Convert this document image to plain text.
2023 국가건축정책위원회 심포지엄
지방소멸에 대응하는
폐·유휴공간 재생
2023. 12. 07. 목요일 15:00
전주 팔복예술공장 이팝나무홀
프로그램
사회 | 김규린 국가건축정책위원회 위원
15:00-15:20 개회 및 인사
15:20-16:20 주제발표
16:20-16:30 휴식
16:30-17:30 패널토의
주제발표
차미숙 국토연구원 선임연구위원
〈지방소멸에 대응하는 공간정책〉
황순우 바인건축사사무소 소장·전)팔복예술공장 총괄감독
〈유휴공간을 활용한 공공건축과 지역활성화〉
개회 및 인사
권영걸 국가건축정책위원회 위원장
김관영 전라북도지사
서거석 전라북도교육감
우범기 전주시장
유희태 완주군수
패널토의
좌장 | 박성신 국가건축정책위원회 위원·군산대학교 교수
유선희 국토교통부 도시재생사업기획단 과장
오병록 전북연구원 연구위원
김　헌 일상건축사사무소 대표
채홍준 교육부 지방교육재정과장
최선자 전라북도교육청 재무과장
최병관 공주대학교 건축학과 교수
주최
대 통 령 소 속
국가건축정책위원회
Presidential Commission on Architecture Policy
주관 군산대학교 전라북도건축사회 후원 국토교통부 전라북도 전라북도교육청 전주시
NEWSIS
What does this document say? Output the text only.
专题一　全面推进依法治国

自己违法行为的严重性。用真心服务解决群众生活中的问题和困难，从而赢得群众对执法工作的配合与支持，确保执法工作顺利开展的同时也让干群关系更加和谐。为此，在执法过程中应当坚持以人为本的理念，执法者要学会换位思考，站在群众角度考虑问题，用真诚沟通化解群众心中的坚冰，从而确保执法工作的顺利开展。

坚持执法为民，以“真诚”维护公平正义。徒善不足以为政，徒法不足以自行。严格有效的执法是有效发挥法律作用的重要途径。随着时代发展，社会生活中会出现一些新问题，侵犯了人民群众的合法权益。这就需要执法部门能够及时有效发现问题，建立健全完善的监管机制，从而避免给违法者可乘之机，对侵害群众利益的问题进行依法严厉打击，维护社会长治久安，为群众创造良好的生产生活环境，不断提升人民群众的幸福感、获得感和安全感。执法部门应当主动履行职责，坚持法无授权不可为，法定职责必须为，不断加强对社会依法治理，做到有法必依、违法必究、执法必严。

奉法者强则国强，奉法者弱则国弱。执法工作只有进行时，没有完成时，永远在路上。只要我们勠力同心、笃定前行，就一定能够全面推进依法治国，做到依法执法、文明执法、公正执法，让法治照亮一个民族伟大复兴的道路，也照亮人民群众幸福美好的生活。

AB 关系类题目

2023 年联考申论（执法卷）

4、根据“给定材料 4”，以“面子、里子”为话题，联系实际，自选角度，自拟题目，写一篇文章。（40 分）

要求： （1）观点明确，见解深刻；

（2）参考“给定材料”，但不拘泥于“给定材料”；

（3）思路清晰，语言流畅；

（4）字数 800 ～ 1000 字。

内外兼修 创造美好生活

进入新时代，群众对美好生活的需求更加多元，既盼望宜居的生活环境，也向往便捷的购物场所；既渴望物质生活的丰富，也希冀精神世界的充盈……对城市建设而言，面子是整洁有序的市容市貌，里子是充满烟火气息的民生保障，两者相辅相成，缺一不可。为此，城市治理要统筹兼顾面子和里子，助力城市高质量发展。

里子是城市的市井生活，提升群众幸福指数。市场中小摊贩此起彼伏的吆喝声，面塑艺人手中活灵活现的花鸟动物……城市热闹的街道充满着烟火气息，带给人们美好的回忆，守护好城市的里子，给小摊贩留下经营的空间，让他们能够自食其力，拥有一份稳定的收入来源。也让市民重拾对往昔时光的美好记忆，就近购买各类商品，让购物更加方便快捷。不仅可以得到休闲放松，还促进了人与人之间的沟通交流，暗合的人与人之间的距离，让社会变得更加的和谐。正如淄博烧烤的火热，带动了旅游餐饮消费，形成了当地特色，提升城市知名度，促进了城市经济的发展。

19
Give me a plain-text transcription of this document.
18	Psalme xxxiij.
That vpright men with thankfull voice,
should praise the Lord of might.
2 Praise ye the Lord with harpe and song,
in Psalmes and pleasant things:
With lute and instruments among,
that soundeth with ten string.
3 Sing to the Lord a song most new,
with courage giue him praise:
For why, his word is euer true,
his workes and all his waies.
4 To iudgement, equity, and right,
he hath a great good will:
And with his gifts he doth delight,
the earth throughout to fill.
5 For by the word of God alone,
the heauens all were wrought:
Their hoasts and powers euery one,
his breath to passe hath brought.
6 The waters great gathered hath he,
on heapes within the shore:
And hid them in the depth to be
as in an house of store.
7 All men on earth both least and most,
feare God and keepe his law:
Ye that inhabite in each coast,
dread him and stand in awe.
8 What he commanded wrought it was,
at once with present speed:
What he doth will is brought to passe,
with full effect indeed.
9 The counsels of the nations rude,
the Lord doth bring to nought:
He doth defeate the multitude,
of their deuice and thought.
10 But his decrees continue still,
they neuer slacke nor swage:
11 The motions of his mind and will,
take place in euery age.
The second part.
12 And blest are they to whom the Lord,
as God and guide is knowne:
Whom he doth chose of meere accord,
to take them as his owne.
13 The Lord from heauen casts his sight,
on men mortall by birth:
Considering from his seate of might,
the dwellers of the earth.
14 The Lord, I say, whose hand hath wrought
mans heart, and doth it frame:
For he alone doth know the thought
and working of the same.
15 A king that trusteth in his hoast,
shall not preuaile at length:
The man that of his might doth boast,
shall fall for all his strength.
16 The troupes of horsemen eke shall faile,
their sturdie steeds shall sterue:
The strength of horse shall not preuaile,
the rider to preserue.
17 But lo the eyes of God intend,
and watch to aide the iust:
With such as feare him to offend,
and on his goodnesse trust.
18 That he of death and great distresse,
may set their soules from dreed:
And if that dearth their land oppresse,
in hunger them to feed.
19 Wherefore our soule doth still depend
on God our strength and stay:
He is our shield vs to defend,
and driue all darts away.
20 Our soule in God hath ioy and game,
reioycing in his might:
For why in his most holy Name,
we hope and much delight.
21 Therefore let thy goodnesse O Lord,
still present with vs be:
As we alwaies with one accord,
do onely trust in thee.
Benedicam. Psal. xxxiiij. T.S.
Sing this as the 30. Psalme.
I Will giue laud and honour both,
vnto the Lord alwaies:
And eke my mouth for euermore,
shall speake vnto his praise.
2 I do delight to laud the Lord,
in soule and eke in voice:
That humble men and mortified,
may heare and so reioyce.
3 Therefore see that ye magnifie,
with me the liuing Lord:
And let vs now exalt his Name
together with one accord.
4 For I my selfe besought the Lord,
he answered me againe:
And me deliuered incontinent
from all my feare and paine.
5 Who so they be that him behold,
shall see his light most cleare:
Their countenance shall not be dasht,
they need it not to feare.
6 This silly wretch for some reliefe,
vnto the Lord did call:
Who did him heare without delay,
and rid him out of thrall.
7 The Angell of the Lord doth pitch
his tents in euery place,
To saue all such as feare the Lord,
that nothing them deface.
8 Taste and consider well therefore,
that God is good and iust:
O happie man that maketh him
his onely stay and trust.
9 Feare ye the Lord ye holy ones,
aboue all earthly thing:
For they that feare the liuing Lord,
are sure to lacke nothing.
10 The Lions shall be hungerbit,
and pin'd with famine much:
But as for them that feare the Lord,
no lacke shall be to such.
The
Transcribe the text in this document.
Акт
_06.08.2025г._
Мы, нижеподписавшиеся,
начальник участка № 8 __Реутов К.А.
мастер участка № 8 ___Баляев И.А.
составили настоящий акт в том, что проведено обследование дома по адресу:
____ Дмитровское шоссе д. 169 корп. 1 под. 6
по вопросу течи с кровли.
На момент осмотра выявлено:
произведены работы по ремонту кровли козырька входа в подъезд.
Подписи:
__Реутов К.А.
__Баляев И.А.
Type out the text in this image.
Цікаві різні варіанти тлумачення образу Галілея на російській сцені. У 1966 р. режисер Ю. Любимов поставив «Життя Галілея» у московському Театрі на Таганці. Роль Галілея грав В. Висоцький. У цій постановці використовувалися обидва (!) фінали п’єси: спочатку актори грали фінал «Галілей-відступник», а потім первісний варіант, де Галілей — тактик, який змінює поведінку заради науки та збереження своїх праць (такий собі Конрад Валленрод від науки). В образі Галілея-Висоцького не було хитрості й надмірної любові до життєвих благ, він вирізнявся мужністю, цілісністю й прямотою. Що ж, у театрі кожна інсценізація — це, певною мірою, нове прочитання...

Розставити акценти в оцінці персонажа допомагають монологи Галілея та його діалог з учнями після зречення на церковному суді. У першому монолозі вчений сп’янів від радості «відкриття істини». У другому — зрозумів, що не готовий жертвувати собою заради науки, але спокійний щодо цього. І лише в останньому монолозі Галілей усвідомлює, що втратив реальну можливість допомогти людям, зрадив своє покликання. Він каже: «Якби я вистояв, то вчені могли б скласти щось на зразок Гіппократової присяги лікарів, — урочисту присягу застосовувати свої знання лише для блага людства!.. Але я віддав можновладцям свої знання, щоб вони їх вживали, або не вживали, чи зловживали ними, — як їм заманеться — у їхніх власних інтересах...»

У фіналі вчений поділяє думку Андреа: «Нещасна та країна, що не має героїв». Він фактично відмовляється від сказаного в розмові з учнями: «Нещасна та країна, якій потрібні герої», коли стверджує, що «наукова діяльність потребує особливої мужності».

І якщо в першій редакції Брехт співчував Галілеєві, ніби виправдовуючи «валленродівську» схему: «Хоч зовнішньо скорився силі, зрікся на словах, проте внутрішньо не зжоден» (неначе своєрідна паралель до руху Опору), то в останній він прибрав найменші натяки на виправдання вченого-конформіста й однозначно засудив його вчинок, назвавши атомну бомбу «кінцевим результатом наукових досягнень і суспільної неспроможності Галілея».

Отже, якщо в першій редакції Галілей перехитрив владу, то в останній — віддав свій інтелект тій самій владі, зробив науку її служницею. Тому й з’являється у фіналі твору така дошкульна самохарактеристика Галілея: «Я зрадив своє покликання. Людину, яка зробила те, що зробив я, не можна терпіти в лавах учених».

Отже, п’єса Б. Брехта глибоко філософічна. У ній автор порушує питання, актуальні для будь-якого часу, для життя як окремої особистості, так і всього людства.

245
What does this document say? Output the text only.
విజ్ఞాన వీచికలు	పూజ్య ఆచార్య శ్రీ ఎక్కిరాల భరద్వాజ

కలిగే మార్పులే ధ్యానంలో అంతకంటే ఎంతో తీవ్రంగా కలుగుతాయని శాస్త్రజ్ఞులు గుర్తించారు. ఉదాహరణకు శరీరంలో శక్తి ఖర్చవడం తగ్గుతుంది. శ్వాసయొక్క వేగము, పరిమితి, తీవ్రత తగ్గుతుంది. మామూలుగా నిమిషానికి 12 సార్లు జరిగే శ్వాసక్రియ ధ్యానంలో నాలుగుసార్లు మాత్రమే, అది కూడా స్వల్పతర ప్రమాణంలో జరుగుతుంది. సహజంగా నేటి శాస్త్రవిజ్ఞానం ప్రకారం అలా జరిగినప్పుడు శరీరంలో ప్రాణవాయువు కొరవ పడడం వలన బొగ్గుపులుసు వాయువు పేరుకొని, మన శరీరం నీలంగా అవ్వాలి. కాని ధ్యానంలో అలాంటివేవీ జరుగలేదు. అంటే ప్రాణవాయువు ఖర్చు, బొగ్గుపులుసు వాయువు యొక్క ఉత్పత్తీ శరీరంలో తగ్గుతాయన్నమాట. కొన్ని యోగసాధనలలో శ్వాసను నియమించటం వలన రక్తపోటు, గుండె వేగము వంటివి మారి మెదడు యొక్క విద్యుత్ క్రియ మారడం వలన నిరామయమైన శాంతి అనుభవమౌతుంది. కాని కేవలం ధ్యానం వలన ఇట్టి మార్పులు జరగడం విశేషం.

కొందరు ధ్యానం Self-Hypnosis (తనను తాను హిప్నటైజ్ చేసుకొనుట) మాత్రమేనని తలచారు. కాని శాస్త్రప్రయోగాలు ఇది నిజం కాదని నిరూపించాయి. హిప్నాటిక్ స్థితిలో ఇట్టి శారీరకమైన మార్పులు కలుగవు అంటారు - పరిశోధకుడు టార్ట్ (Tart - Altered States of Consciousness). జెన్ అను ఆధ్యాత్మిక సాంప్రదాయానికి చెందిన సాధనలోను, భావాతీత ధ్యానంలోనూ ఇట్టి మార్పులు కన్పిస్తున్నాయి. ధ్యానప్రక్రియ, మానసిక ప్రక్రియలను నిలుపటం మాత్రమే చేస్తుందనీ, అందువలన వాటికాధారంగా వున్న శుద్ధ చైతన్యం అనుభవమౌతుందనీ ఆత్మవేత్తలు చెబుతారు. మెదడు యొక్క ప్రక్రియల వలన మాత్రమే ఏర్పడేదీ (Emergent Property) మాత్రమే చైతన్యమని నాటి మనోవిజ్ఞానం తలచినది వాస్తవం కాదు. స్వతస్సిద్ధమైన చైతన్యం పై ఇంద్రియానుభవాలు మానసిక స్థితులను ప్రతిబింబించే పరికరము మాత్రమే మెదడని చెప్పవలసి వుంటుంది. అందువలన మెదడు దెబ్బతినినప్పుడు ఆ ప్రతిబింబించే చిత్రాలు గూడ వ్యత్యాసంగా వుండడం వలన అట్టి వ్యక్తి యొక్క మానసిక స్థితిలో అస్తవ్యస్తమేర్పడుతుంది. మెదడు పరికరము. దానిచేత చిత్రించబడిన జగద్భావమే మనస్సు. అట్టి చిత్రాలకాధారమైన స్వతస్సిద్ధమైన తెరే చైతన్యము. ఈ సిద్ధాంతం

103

----------------

EXERCISE TASK ▸ Scan the records above for the string "thought", then report every line that contains it.

RESULT FOR THIS TASK ▸
of their deuice and thought.
For he alone doth know the thought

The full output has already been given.